> **Extracted entries**:
- - -

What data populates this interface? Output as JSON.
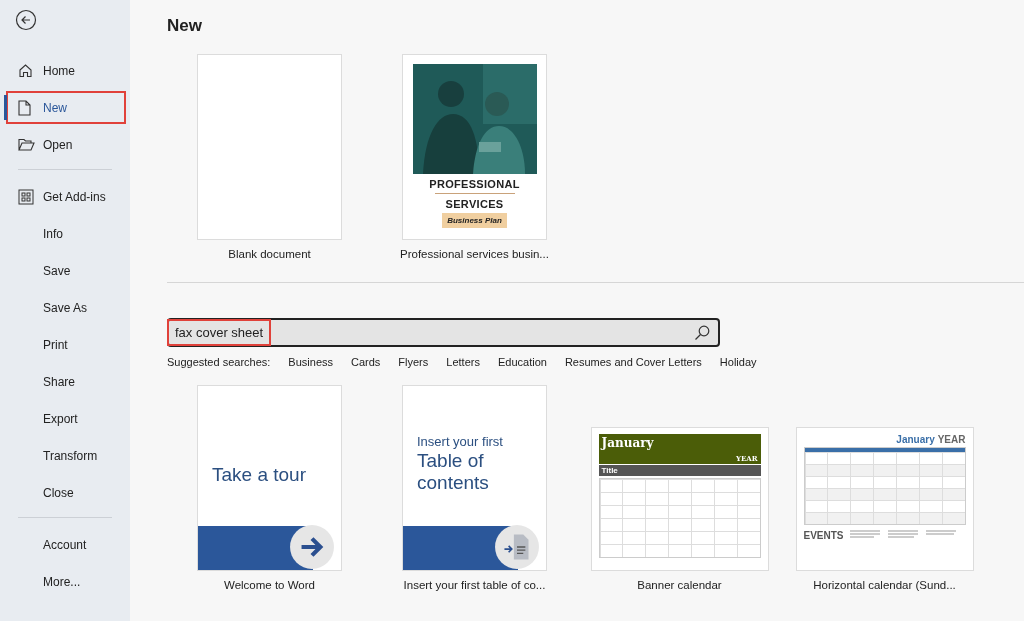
{
  "sidebar": {
    "groups": [
      {
        "items": [
          {
            "label": "Home",
            "kind": "home",
            "selected": false,
            "highlighted": false
          },
          {
            "label": "New",
            "kind": "new",
            "selected": true,
            "highlighted": true
          },
          {
            "label": "Open",
            "kind": "open",
            "selected": false,
            "highlighted": false
          }
        ]
      },
      {
        "items": [
          {
            "label": "Get Add-ins",
            "kind": "addins",
            "selected": false,
            "highlighted": false
          },
          {
            "label": "Info",
            "kind": "plain",
            "selected": false,
            "highlighted": false
          },
          {
            "label": "Save",
            "kind": "plain",
            "selected": false,
            "highlighted": false
          },
          {
            "label": "Save As",
            "kind": "plain",
            "selected": false,
            "highlighted": false
          },
          {
            "label": "Print",
            "kind": "plain",
            "selected": false,
            "highlighted": false
          },
          {
            "label": "Share",
            "kind": "plain",
            "selected": false,
            "highlighted": false
          },
          {
            "label": "Export",
            "kind": "plain",
            "selected": false,
            "highlighted": false
          },
          {
            "label": "Transform",
            "kind": "plain",
            "selected": false,
            "highlighted": false
          },
          {
            "label": "Close",
            "kind": "plain",
            "selected": false,
            "highlighted": false
          }
        ]
      },
      {
        "items": [
          {
            "label": "Account",
            "kind": "plain",
            "selected": false,
            "highlighted": false
          },
          {
            "label": "More...",
            "kind": "plain",
            "selected": false,
            "highlighted": false
          }
        ]
      }
    ]
  },
  "heading": "New",
  "featured": [
    {
      "kind": "blank",
      "label": "Blank document"
    },
    {
      "kind": "cover",
      "label": "Professional services busin...",
      "texts": [
        "PROFESSIONAL",
        "SERVICES",
        "Business Plan"
      ]
    }
  ],
  "search": {
    "value": "fax cover sheet",
    "highlighted": true
  },
  "suggested": {
    "label": "Suggested searches:",
    "items": [
      "Business",
      "Cards",
      "Flyers",
      "Letters",
      "Education",
      "Resumes and Cover Letters",
      "Holiday"
    ]
  },
  "templates": [
    {
      "kind": "tour",
      "label": "Welcome to Word",
      "texts": [
        "Take a tour"
      ]
    },
    {
      "kind": "toc",
      "label": "Insert your first table of co...",
      "texts": [
        "Insert your first",
        "Table of contents"
      ]
    },
    {
      "kind": "banner-calendar",
      "label": "Banner calendar",
      "texts": [
        "January",
        "YEAR",
        "Title"
      ]
    },
    {
      "kind": "horizontal-calendar",
      "label": "Horizontal calendar (Sund...",
      "texts": [
        "January",
        "YEAR",
        "EVENTS"
      ]
    }
  ]
}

- - -

> **Task objective**:
Using the records above, find and show each line with the string "your".

> **Answer to the problem**:
      "label": "Insert your first table of co...",
        "Insert your first",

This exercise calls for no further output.